{1} Специально типологии композиционных возможностей в связи с проблемой точки зрения посвящена очень интересная книга Б. А. Успенского «Поэтика композиции. Структура художественного текста и типология композиционной формы» (М., 1970), написанная уже после первого издания «Поэтики древнерусской литературы».
Ближайшие предшественники и современники Достоевского изображали время с одной точки зрения, при этом — неподвижной. Рассказчик (сам автор или «образ рассказчика») как бы садился перед читателем в воображаемое удобное кресло (немного барственное,— допустим, у Тургенева) и начинал свое повествование, зная его начало и конец. Автор как бы предлагал читателю прослушать повествование, в котором сам автор занимал прочную и неподвижную позицию свидетеля случившегося, рассказывающего о том, что произошло уже, что уже имело свой конец. Немногим отличались от этого «романы в письмах» (об этом я уже сказал) и дневниковые записи. Позиции повествователей Достоевского совсем иные. Повествователь бегает по городу, разузнает о случившемся, подглядывает, иногда даже скрываясь за занавесками (как в «Подростке») , пишет и описывает «на ходу». Что-то журналистское есть в его работе. И недаром Достоевскому так нравилась журнальная деятельность. Его «Дневник писателя» — это тоже погоня за современностью на «коротком приводе». Но этого мало. Достоевского вообще не устраивает одна точка зрения, хотя бы и крайне подвижная динамичная, свободно перемещающаяся за только что совершившимся. Ему нужны по крайней мере две точки зрения — автора и повествователя, чтобы со всех сторон описать действие и персонажей, создать известную «стереоскопичность» изображения. Автор смотрит на происходящее с некоторой высоты, он больше удален от рассказчика во времени. Он может судить о событиях и людях с точки зрения «вечной» их значимости. Хроникер же весь в суете.

● Задание
Продолжите приведенный выше фрагмент о точках зрения автора и повествователя у Достоевского, начав сразу после его последнего предложения.

● Исходные данные
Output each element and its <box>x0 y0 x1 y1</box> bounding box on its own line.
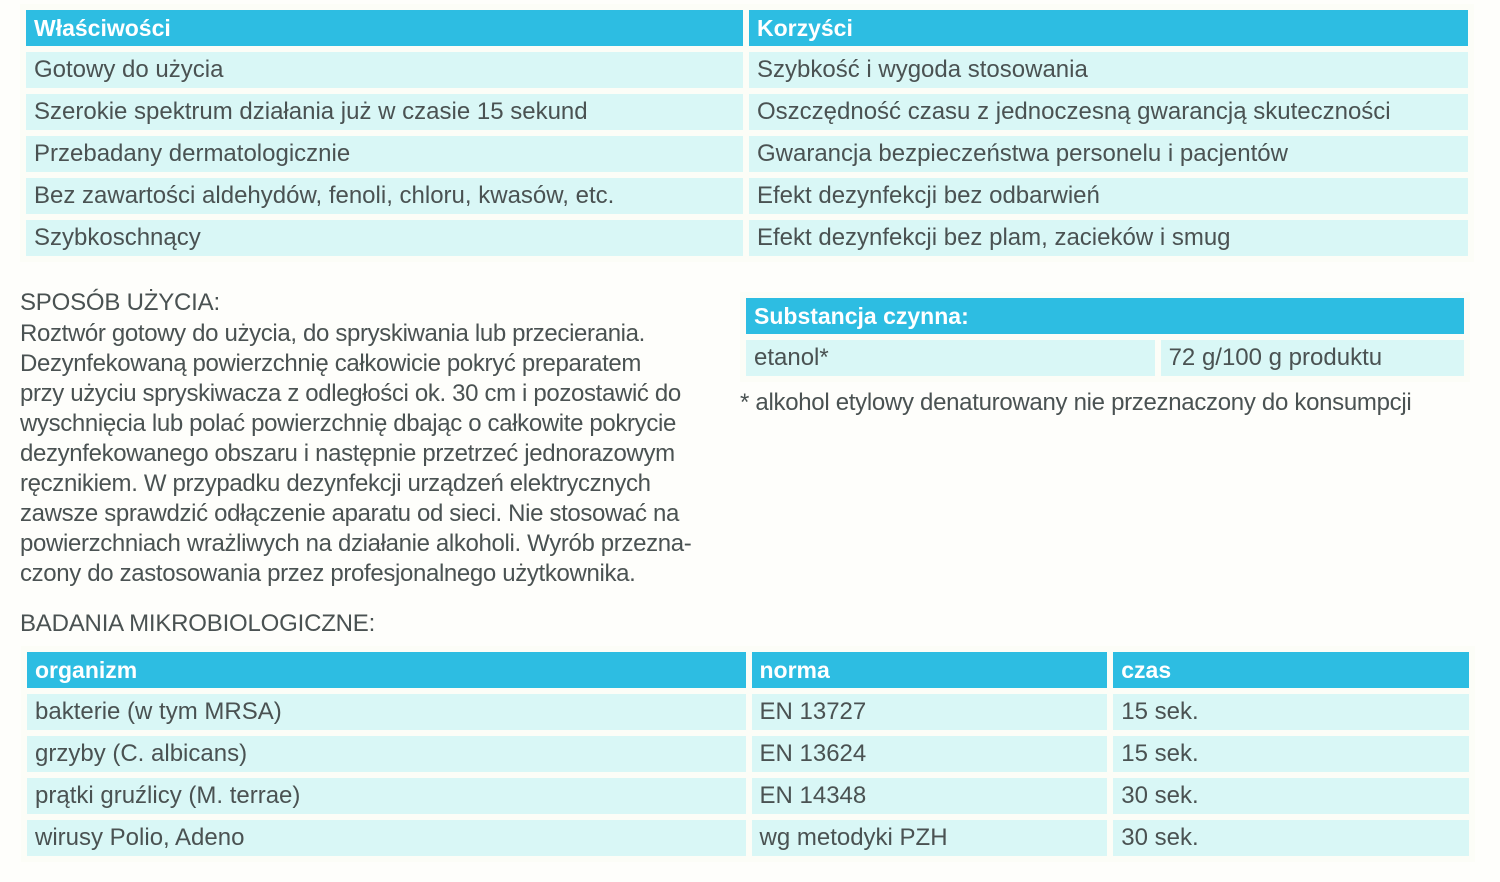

● Ответ к заданию
Он смотрит, следит за событиями без всякого удаления от них. В результате такого двойного изображения каждый персонаж, каждое событие показаны у Достоевского, как в доренессансной живописи, с нескольких сторон или с той стороны, с которой оно яснее всего обозревается. Вот почему Достоевский в конце концов так часто прибегает к образу хроникера, «летописца современности» (выражение самого Достоевского). Ведь в летописи также нет единой точки зрения, нет единого рассказчика. Поэтому в летопись попадают события значительные и незначительные. Это создает эффект суетности, бренности земного существования. Эффект, который, как мы увидим, небезынтересен для Достоевского.
Различие между повествователями Достоевского и повествователями в летописи, однако, то, что летопись «на самом деле» писалась многими летописцами. Каждая летопись составлялась сводчиками из многих летописей, соединявших различные точки зрения действительно различных летописцев. У Достоевского же это сознательный прием. И прием этот создан им раньше, чем европейская живопись решилась вернуться к доренессансному «огляду» объектов одновременно с нескольких сторон.
Но содержание произведений Достоевского слишком значительно, чтобы оно могло быть рассказано даже двумя рассказчиками. Именно поэтому Достоевский прибегает так часто к слухам, сплетням, рассказам персонажей, к цитатам из литературных произведений, создает образы писателей (даже Фома Фомич Опискин в «Селе Степанчикове»—«писатель»), заставляет писать многих из своих героев. В легенде о великом инквизиторе, принадлежащей воображаемому лицу — Ивану Карамазову, Достоевский описывает севильскую ночь выражениями из Пушкина: воздух «лавром и лимоном пахнет». Ему как бы не хочется подбирать собственные слова для описания местного колорита. Ведь этот колорит совсем не важен. Это как бы сказочное «в некотором царстве, в некотором государстве» — мираж, который вот-вот рассеется, чтобы оставить только самую суть, идею!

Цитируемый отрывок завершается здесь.